Problem - Print every line of the records below verbatim, with no changes.

(Saved data entries)
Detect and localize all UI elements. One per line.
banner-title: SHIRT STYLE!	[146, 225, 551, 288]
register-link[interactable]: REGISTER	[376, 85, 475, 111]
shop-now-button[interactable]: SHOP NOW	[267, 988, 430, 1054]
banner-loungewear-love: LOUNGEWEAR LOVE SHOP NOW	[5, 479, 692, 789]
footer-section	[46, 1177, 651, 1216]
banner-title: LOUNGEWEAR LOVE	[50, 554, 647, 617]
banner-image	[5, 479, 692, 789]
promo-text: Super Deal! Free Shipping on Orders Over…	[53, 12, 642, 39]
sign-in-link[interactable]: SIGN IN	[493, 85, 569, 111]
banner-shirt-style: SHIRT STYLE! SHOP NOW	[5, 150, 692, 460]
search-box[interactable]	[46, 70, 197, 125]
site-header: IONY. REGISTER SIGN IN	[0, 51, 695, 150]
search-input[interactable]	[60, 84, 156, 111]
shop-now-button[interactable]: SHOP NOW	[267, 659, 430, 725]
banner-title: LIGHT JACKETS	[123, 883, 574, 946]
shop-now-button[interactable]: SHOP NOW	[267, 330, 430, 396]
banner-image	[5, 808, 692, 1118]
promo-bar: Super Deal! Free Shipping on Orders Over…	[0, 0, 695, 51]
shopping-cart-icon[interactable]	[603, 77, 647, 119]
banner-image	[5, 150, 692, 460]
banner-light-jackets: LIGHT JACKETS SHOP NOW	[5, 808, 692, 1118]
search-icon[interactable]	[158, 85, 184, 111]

Output of the task -
Detect and localize all UI elements. One per line.
banner-title: SHIRT STYLE!	[146, 225, 551, 288]
register-link[interactable]: REGISTER	[376, 85, 475, 111]
shop-now-button[interactable]: SHOP NOW	[267, 988, 430, 1054]
banner-loungewear-love: LOUNGEWEAR LOVE SHOP NOW	[5, 479, 692, 789]
footer-section	[46, 1177, 651, 1216]
banner-title: LOUNGEWEAR LOVE	[50, 554, 647, 617]
banner-image	[5, 479, 692, 789]
promo-text: Super Deal! Free Shipping on Orders Over…	[53, 12, 642, 39]
sign-in-link[interactable]: SIGN IN	[493, 85, 569, 111]
banner-shirt-style: SHIRT STYLE! SHOP NOW	[5, 150, 692, 460]
search-box[interactable]	[46, 70, 197, 125]
site-header: IONY. REGISTER SIGN IN	[0, 51, 695, 150]
search-input[interactable]	[60, 84, 156, 111]
shop-now-button[interactable]: SHOP NOW	[267, 659, 430, 725]
banner-title: LIGHT JACKETS	[123, 883, 574, 946]
shop-now-button[interactable]: SHOP NOW	[267, 330, 430, 396]
banner-image	[5, 808, 692, 1118]
promo-bar: Super Deal! Free Shipping on Orders Over…	[0, 0, 695, 51]
shopping-cart-icon[interactable]	[603, 77, 647, 119]
banner-image	[5, 150, 692, 460]
banner-light-jackets: LIGHT JACKETS SHOP NOW	[5, 808, 692, 1118]
search-icon[interactable]	[158, 85, 184, 111]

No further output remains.